Requirement: In the copy, keep every record exact and leave out all images.
— START Data to use —
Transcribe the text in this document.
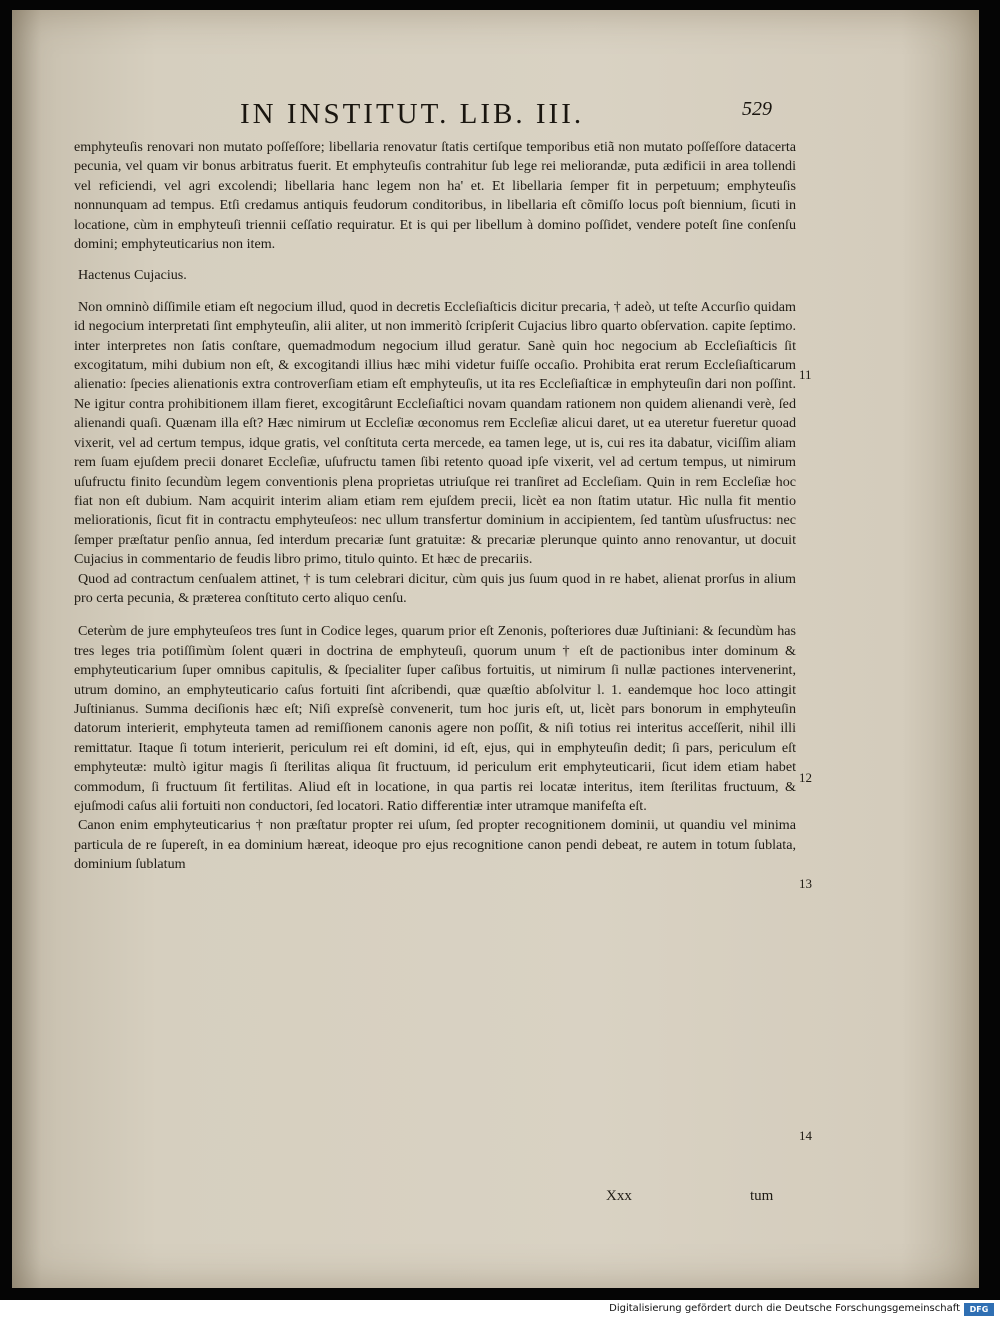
IN INSTITUT. LIB. III.	529

emphyteuſis renovari non mutato poſſeſſore; libellaria renovatur ſtatis certiſque temporibus etiã non mutato poſſeſſore datacerta pecunia, vel quam vir bonus arbitratus fuerit. Et emphyteuſis contrahitur ſub lege rei meliorandæ, puta ædificii in area tollendi vel reficiendi, vel agri excolendi; libellaria hanc legem non ha' et. Et libellaria ſemper fit in perpetuum; emphyteuſis nonnunquam ad tempus. Etſi credamus antiquis feudorum conditoribus, in libellaria eſt cõmiſſo locus poſt biennium, ſicuti in locatione, cùm in emphyteuſi triennii ceſſatio requiratur. Et is qui per libellum à domino poſſidet, vendere poteſt ſine conſenſu domini; emphyteuticarius non item.

Hactenus Cujacius.

Non omninò diſſimile etiam eſt negocium illud, quod in decretis Eccleſiaſticis dicitur precaria, † adeò, ut teſte Accurſio quidam id negocium interpretati ſint emphyteuſin, alii aliter, ut non immeritò ſcripſerit Cujacius libro quarto obſervation. capite ſeptimo. inter interpretes non ſatis conſtare, quemadmodum negocium illud geratur. Sanè quin hoc negocium ab Eccleſiaſticis ſit excogitatum, mihi dubium non eſt, & excogitandi illius hæc mihi videtur fuiſſe occaſio. Prohibita erat rerum Eccleſiaſticarum alienatio: ſpecies alienationis extra controverſiam etiam eſt emphyteuſis, ut ita res Eccleſiaſticæ in emphyteuſin dari non poſſint. Ne igitur contra prohibitionem illam fieret, excogitârunt Eccleſiaſtici novam quandam rationem non quidem alienandi verè, ſed alienandi quaſi. Quænam illa eſt? Hæc nimirum ut Eccleſiæ œconomus rem Eccleſiæ alicui daret, ut ea uteretur fueretur quoad vixerit, vel ad certum tempus, idque gratis, vel conſtituta certa mercede, ea tamen lege, ut is, cui res ita dabatur, viciſſim aliam rem ſuam ejuſdem precii donaret Eccleſiæ, uſufructu tamen ſibi retento quoad ipſe vixerit, vel ad certum tempus, ut nimirum uſufructu finito ſecundùm legem conventionis plena proprietas utriuſque rei tranſiret ad Eccleſiam. Quin in rem Eccleſiæ hoc fiat non eſt dubium. Nam acquirit interim aliam etiam rem ejuſdem precii, licèt ea non ſtatim utatur. Hìc nulla fit mentio meliorationis, ſicut fit in contractu emphyteuſeos: nec ullum transfertur dominium in accipientem, ſed tantùm uſusfructus: nec ſemper præſtatur penſio annua, ſed interdum precariæ ſunt gratuitæ: & precariæ plerunque quinto anno renovantur, ut docuit Cujacius in commentario de feudis libro primo, titulo quinto. Et hæc de precariis.

Quod ad contractum cenſualem attinet, † is tum celebrari dicitur, cùm quis jus ſuum quod in re habet, alienat prorſus in alium pro certa pecunia, & præterea conſtituto certo aliquo cenſu.

Ceterùm de jure emphyteuſeos tres ſunt in Codice leges, quarum prior eſt Zenonis, poſteriores duæ Juſtiniani: & ſecundùm has tres leges tria potiſſimùm ſolent quæri in doctrina de emphyteuſi, quorum unum † eſt de pactionibus inter dominum & emphyteuticarium ſuper omnibus capitulis, & ſpecialiter ſuper caſibus fortuitis, ut nimirum ſi nullæ pactiones intervenerint, utrum domino, an emphyteuticario caſus fortuiti ſint aſcribendi, quæ quæſtio abſolvitur l. 1. eandemque hoc loco attingit Juſtinianus. Summa deciſionis hæc eſt; Niſi expreſsè convenerit, tum hoc juris eſt, ut, licèt pars bonorum in emphyteuſin datorum interierit, emphyteuta tamen ad remiſſionem canonis agere non poſſit, & niſi totius rei interitus acceſſerit, nihil illi remittatur. Itaque ſi totum interierit, periculum rei eſt domini, id eſt, ejus, qui in emphyteuſin dedit; ſi pars, periculum eſt emphyteutæ: multò igitur magis ſi ſterilitas aliqua ſit fructuum, id periculum erit emphyteuticarii, ſicut idem etiam habet commodum, ſi fructuum ſit fertilitas. Aliud eſt in locatione, in qua partis rei locatæ interitus, item ſterilitas fructuum, & ejuſmodi caſus alii fortuiti non conductori, ſed locatori. Ratio differentiæ inter utramque manifeſta eſt.

Canon enim emphyteuticarius † non præſtatur propter rei uſum, ſed propter recognitionem dominii, ut quandiu vel minima particula de re ſupereſt, in ea dominium hæreat, ideoque pro ejus recognitione canon pendi debeat, re autem in totum ſublata, dominium ſublatum

11
12
13
14
Xxx	tum
Digitalisierung gefördert durch die Deutsche Forschungsgemeinschaft	DFG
— END Data to use —
Reply:
Transcribe the text in this document.
IN INSTITUT. LIB. III.	529

emphyteuſis renovari non mutato poſſeſſore; libellaria renovatur ſtatis certiſque temporibus etiã non mutato poſſeſſore datacerta pecunia, vel quam vir bonus arbitratus fuerit. Et emphyteuſis contrahitur ſub lege rei meliorandæ, puta ædificii in area tollendi vel reficiendi, vel agri excolendi; libellaria hanc legem non ha' et. Et libellaria ſemper fit in perpetuum; emphyteuſis nonnunquam ad tempus. Etſi credamus antiquis feudorum conditoribus, in libellaria eſt cõmiſſo locus poſt biennium, ſicuti in locatione, cùm in emphyteuſi triennii ceſſatio requiratur. Et is qui per libellum à domino poſſidet, vendere poteſt ſine conſenſu domini; emphyteuticarius non item.

Hactenus Cujacius.

Non omninò diſſimile etiam eſt negocium illud, quod in decretis Eccleſiaſticis dicitur precaria, † adeò, ut teſte Accurſio quidam id negocium interpretati ſint emphyteuſin, alii aliter, ut non immeritò ſcripſerit Cujacius libro quarto obſervation. capite ſeptimo. inter interpretes non ſatis conſtare, quemadmodum negocium illud geratur. Sanè quin hoc negocium ab Eccleſiaſticis ſit excogitatum, mihi dubium non eſt, & excogitandi illius hæc mihi videtur fuiſſe occaſio. Prohibita erat rerum Eccleſiaſticarum alienatio: ſpecies alienationis extra controverſiam etiam eſt emphyteuſis, ut ita res Eccleſiaſticæ in emphyteuſin dari non poſſint. Ne igitur contra prohibitionem illam fieret, excogitârunt Eccleſiaſtici novam quandam rationem non quidem alienandi verè, ſed alienandi quaſi. Quænam illa eſt? Hæc nimirum ut Eccleſiæ œconomus rem Eccleſiæ alicui daret, ut ea uteretur fueretur quoad vixerit, vel ad certum tempus, idque gratis, vel conſtituta certa mercede, ea tamen lege, ut is, cui res ita dabatur, viciſſim aliam rem ſuam ejuſdem precii donaret Eccleſiæ, uſufructu tamen ſibi retento quoad ipſe vixerit, vel ad certum tempus, ut nimirum uſufructu finito ſecundùm legem conventionis plena proprietas utriuſque rei tranſiret ad Eccleſiam. Quin in rem Eccleſiæ hoc fiat non eſt dubium. Nam acquirit interim aliam etiam rem ejuſdem precii, licèt ea non ſtatim utatur. Hìc nulla fit mentio meliorationis, ſicut fit in contractu emphyteuſeos: nec ullum transfertur dominium in accipientem, ſed tantùm uſusfructus: nec ſemper præſtatur penſio annua, ſed interdum precariæ ſunt gratuitæ: & precariæ plerunque quinto anno renovantur, ut docuit Cujacius in commentario de feudis libro primo, titulo quinto. Et hæc de precariis.

Quod ad contractum cenſualem attinet, † is tum celebrari dicitur, cùm quis jus ſuum quod in re habet, alienat prorſus in alium pro certa pecunia, & præterea conſtituto certo aliquo cenſu.

Ceterùm de jure emphyteuſeos tres ſunt in Codice leges, quarum prior eſt Zenonis, poſteriores duæ Juſtiniani: & ſecundùm has tres leges tria potiſſimùm ſolent quæri in doctrina de emphyteuſi, quorum unum † eſt de pactionibus inter dominum & emphyteuticarium ſuper omnibus capitulis, & ſpecialiter ſuper caſibus fortuitis, ut nimirum ſi nullæ pactiones intervenerint, utrum domino, an emphyteuticario caſus fortuiti ſint aſcribendi, quæ quæſtio abſolvitur l. 1. eandemque hoc loco attingit Juſtinianus. Summa deciſionis hæc eſt; Niſi expreſsè convenerit, tum hoc juris eſt, ut, licèt pars bonorum in emphyteuſin datorum interierit, emphyteuta tamen ad remiſſionem canonis agere non poſſit, & niſi totius rei interitus acceſſerit, nihil illi remittatur. Itaque ſi totum interierit, periculum rei eſt domini, id eſt, ejus, qui in emphyteuſin dedit; ſi pars, periculum eſt emphyteutæ: multò igitur magis ſi ſterilitas aliqua ſit fructuum, id periculum erit emphyteuticarii, ſicut idem etiam habet commodum, ſi fructuum ſit fertilitas. Aliud eſt in locatione, in qua partis rei locatæ interitus, item ſterilitas fructuum, & ejuſmodi caſus alii fortuiti non conductori, ſed locatori. Ratio differentiæ inter utramque manifeſta eſt.

Canon enim emphyteuticarius † non præſtatur propter rei uſum, ſed propter recognitionem dominii, ut quandiu vel minima particula de re ſupereſt, in ea dominium hæreat, ideoque pro ejus recognitione canon pendi debeat, re autem in totum ſublata, dominium ſublatum

11
12
13
14
Xxx	tum
Digitalisierung gefördert durch die Deutsche Forschungsgemeinschaft	DFG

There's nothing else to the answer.